## START PROVIDED RECORDS

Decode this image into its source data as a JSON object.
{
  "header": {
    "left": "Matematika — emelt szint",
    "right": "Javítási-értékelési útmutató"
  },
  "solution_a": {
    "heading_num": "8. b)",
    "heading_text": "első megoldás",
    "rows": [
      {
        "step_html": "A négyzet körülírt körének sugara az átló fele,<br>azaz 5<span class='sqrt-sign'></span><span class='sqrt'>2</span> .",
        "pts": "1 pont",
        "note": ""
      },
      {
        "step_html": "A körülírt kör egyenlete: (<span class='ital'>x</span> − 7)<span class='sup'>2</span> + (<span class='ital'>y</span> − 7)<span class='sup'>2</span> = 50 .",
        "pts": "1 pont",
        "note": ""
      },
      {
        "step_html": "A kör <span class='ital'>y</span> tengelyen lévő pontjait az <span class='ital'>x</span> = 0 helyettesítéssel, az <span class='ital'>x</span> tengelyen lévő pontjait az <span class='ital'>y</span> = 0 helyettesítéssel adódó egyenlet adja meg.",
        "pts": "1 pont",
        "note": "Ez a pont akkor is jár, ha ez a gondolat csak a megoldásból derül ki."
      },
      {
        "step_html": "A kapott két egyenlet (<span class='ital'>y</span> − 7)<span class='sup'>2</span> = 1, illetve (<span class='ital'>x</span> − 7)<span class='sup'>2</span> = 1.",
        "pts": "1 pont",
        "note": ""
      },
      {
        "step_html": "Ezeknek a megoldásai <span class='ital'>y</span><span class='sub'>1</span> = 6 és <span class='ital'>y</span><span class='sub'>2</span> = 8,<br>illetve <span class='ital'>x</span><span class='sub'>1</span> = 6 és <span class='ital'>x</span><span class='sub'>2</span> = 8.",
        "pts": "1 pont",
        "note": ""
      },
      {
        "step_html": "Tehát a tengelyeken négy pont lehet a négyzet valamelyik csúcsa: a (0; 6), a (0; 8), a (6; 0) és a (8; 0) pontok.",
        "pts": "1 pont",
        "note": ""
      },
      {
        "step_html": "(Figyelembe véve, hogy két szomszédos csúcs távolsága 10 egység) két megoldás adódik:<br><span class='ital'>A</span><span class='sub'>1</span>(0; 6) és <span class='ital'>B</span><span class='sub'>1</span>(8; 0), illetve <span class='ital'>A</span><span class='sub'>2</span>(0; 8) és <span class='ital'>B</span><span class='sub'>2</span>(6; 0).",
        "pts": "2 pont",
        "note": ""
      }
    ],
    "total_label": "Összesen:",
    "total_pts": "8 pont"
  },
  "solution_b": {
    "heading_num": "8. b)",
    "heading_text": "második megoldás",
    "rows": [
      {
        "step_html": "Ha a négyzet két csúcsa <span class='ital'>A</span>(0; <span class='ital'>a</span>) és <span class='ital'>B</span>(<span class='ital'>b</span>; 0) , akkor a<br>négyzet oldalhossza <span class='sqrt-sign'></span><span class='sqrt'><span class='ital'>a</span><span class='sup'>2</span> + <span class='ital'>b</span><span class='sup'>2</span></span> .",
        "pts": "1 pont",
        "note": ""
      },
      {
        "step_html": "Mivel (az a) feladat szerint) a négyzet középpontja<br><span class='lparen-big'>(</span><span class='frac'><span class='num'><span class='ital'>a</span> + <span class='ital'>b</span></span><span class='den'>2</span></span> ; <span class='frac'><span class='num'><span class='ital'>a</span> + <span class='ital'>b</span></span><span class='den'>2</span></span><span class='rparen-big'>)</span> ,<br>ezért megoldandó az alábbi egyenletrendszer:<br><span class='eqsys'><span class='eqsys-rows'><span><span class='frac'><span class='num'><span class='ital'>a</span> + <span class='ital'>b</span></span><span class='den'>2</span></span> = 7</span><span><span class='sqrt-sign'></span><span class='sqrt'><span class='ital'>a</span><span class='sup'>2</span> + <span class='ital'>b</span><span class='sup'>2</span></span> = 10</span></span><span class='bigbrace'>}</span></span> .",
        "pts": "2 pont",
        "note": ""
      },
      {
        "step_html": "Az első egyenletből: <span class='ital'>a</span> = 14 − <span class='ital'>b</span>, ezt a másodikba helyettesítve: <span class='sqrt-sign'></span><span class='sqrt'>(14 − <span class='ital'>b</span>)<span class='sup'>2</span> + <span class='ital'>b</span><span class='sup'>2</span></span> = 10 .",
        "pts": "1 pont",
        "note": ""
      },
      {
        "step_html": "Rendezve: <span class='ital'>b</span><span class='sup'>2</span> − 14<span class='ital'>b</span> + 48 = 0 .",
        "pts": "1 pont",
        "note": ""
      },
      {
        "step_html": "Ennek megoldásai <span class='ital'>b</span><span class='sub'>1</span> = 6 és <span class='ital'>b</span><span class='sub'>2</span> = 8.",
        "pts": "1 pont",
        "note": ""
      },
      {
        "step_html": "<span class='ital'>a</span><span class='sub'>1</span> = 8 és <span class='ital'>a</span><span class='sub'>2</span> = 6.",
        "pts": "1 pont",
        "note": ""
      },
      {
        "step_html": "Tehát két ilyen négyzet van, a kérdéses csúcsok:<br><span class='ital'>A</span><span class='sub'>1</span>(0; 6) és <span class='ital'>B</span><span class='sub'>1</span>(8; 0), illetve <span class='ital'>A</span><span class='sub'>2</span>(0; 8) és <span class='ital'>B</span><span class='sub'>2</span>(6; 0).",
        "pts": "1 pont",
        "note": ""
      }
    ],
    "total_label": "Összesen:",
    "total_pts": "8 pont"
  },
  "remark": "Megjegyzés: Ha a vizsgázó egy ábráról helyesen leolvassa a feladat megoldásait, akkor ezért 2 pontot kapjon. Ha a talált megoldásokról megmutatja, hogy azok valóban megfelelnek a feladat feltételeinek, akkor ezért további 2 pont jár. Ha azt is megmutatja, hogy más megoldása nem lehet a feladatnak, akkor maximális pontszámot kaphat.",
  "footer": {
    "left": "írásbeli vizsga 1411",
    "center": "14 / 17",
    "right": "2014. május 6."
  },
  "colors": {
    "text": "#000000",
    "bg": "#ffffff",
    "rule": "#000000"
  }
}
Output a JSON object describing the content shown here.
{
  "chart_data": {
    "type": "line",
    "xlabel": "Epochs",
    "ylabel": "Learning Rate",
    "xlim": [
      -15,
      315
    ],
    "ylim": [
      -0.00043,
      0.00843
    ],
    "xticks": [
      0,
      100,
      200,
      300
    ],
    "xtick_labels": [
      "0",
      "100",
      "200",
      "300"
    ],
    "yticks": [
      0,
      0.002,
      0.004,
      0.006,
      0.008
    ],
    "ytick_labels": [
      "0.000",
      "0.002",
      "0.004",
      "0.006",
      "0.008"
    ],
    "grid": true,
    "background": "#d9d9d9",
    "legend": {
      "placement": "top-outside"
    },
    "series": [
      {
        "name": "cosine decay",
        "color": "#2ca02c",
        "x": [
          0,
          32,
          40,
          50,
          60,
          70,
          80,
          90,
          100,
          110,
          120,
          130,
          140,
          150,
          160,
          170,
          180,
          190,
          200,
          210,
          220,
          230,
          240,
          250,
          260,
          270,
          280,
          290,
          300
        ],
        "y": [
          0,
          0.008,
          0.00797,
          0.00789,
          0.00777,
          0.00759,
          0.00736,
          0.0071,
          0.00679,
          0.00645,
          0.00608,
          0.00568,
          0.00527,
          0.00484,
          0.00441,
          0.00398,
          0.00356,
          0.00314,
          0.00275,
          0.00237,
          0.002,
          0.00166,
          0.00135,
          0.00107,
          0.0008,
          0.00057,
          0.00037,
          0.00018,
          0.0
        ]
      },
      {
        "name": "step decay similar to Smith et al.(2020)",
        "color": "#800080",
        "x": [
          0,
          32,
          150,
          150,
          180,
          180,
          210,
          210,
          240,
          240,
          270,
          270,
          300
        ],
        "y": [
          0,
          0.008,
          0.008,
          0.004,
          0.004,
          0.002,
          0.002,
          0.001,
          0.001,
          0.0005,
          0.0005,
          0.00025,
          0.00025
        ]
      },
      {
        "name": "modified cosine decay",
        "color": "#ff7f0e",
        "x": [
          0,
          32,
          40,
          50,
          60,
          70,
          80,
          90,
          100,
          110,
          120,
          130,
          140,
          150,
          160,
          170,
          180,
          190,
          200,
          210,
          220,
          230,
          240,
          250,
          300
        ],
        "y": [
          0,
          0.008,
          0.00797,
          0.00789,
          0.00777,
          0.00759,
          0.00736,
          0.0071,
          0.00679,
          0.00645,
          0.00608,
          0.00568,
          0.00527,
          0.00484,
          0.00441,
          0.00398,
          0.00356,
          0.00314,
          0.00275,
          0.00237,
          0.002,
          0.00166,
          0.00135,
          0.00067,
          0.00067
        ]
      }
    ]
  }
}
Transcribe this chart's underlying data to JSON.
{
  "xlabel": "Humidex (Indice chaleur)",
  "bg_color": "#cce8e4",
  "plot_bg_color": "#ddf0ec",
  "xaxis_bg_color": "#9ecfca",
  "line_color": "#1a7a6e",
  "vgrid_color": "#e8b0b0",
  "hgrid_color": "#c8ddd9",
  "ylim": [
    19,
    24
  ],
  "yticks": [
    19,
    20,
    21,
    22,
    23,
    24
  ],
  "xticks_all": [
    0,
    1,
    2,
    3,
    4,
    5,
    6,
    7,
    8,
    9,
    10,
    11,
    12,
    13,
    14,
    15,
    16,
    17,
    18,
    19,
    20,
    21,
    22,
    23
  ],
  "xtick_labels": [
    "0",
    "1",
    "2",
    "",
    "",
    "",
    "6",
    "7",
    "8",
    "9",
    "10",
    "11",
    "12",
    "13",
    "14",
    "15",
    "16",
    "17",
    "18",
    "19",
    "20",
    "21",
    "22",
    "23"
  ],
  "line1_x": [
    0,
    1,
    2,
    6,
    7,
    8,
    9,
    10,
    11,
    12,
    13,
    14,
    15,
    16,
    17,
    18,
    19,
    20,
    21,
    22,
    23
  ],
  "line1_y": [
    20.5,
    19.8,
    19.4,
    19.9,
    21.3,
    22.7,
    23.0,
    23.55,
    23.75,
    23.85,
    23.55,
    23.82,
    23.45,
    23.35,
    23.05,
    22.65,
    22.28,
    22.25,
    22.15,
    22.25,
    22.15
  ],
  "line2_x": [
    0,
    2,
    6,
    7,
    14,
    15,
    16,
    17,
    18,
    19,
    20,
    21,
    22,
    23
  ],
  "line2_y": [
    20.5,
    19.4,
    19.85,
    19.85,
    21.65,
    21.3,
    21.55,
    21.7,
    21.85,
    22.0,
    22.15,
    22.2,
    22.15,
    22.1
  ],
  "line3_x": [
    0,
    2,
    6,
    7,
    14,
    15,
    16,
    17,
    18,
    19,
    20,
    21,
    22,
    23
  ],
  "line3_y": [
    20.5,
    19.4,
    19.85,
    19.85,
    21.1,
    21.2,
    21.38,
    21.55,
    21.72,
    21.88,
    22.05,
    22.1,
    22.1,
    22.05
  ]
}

## END PROVIDED RECORDS

Identify the lines above that contain the word "name", then copy them.

EXERCISE RESULT —
        "name": "cosine decay",
        "name": "step decay similar to Smith et al.(2020)",
        "name": "modified cosine decay",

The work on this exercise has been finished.